Even though checklists are imperative for complex processes, such as supporting a critically ill patient through multiorgan failure,15 they do not replace the need for diagnostic synthesis. Fraser and Greenhalgh16 highlight this distinction between process and problem solving:
“Checklist driven” approaches to clinical care … are important and undoubtedly save lives. But what often goes unnoticed is that such approaches are useful only once the problem has been understood. For the practitioner to make sense of problems in the first place requires intuition and imagination.
For problems with protean manifestations, static lists of organs or subspecialties, each addressed in parallel isolation, cripple the diagnostic imagination. Complex medical illness can be understood only by appreciating the pathophysiologic relationships among multiple affected organ systems. The ability to understand these interactions is the defining skill of the general internist. Consider, for example, a patient with congestive heart failure whose manifestations include pulmonary edema, renal insufficiency, and hepatic congestion—symptoms much more easily understood as a whole than if each organ is considered separately. Weed1 wrote that the author of a note considering each manifestation as a separate issue “is clearly admitting that he does not recognize cardiac failure when he sees it.”
Research supports the view that higher-order problem formulation promotes effective clinical reasoning.17 Bordage18 has connected diagnostic success to elaborated, semantically rich problem statements that place findings in a coherent framework; such statements contrast with the dispersed knowledge structure represented by static, disconnected checklists that fail to identify key associations. Organ listing tends toward the latter extreme, by explicitly avoiding elaboration and obscuring the connections among possibly related findings.
Analysis versus synthesis
To this point, I have focused on organ listing as an impediment to diagnostic progress for unresolved problems. But when a diagnosis is already relatively clear, insistent organ listing may have a regressive effect, obscuring or even deconstructing pathophysiology. An example from my own experience is illustrative: A resident caring for a dyspneic patient—whose problem was persistently framed simply as pulmonary despite overwhelming clinical and radiographic evidence of congestive heart failure—noted that dyspnea and tachycardia occurred with pulmonary embolism and proposed imaging studies for the same, ignoring the obvious, established cause of the patient's symptoms. Synthesis may be abandoned for analysis: Another resident, taking an organ-based approach to a patient with pneumonia, identified the patient's associated fever, hypoxemia, and leukocytosis as distinct infectious, pulmonary, and hematologic issues, respectively. In such instances, firm and satisfying diagnoses are actually undone.
An optical analogy may be helpful in contrasting organ-based and problem-based documentation styles. Organ-based notes, as in these examples, act as a diverging lens; even the clearest image loses its coherence when viewed through it. Notes organized around progressive problem resolution act as a converging lens, collecting parallel streams of information from various sources to cast the problem in sharp focus.

Page segmentation data:
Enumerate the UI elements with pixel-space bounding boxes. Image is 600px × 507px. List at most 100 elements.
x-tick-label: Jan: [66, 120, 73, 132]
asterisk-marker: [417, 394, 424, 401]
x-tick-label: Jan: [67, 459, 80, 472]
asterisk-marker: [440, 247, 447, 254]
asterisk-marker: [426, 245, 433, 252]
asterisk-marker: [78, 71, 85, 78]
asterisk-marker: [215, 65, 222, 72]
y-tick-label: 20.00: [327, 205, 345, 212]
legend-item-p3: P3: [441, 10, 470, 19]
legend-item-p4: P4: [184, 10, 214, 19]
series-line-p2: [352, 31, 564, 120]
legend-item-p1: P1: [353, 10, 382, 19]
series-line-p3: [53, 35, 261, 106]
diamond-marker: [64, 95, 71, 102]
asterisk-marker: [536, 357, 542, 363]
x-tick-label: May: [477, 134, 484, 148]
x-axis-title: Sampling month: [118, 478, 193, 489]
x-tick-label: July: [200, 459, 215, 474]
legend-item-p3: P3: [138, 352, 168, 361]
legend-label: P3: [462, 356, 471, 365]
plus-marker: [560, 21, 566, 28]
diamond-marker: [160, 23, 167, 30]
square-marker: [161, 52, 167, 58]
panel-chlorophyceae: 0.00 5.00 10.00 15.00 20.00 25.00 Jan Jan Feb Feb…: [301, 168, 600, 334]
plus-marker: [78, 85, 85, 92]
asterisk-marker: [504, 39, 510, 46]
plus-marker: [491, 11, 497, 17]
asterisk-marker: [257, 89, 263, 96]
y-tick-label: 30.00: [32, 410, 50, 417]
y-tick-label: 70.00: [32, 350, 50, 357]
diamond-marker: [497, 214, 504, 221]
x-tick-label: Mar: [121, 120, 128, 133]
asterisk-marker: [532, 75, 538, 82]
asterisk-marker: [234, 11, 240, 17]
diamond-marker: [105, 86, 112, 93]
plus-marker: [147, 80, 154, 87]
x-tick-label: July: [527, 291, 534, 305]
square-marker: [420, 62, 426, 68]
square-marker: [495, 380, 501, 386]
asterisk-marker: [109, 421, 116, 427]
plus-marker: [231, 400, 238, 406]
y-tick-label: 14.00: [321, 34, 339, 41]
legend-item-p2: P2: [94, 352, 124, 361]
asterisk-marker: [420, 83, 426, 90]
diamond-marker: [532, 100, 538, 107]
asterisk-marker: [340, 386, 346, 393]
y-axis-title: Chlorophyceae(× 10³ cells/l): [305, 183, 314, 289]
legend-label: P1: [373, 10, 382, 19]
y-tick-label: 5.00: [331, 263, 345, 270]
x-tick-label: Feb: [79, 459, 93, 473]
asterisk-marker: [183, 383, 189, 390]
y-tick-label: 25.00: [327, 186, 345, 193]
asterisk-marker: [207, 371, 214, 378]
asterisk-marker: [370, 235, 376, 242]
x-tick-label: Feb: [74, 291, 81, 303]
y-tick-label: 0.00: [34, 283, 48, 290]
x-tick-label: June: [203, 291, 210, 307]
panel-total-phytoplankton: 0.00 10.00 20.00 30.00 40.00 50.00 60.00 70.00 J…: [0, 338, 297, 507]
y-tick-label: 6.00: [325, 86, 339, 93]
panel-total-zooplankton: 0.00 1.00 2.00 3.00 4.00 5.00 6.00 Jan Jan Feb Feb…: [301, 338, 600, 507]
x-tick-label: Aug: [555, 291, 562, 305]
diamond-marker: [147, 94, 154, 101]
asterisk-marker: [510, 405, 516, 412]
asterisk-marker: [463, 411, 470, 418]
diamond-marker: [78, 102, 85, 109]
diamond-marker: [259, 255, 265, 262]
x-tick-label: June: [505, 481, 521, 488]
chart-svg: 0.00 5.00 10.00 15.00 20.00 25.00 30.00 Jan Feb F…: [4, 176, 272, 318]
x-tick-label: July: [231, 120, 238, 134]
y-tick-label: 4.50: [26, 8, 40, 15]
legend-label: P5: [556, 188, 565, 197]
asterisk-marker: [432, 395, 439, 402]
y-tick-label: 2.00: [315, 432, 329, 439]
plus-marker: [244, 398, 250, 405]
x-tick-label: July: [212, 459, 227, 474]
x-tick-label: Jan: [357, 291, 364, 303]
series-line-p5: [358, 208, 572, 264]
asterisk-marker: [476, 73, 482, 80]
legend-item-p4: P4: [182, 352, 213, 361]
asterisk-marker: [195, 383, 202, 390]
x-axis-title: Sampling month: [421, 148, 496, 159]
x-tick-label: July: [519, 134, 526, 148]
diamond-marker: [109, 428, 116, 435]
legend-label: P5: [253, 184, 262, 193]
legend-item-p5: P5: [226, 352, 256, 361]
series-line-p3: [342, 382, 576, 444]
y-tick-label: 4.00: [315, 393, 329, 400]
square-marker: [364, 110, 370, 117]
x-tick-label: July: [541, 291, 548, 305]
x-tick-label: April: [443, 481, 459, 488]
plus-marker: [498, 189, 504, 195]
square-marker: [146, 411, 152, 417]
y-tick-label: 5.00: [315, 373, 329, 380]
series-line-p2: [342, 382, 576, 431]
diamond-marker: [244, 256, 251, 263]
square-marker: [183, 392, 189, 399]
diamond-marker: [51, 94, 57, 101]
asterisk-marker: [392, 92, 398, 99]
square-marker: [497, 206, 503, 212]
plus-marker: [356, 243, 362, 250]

(Task description): Transcribe the portion of the passage on organ-based clinical notes that begins with "Research supports the" and runs through "possibly related findings.".

(Task answer):
Research supports the view that higher-order problem formulation promotes effective clinical reasoning.17 Bordage18 has connected diagnostic success to elaborated, semantically rich problem statements that place findings in a coherent framework; such statements contrast with the dispersed knowledge structure represented by static, disconnected checklists that fail to identify key associations. Organ listing tends toward the latter extreme, by explicitly avoiding elaboration and obscuring the connections among possibly related findings.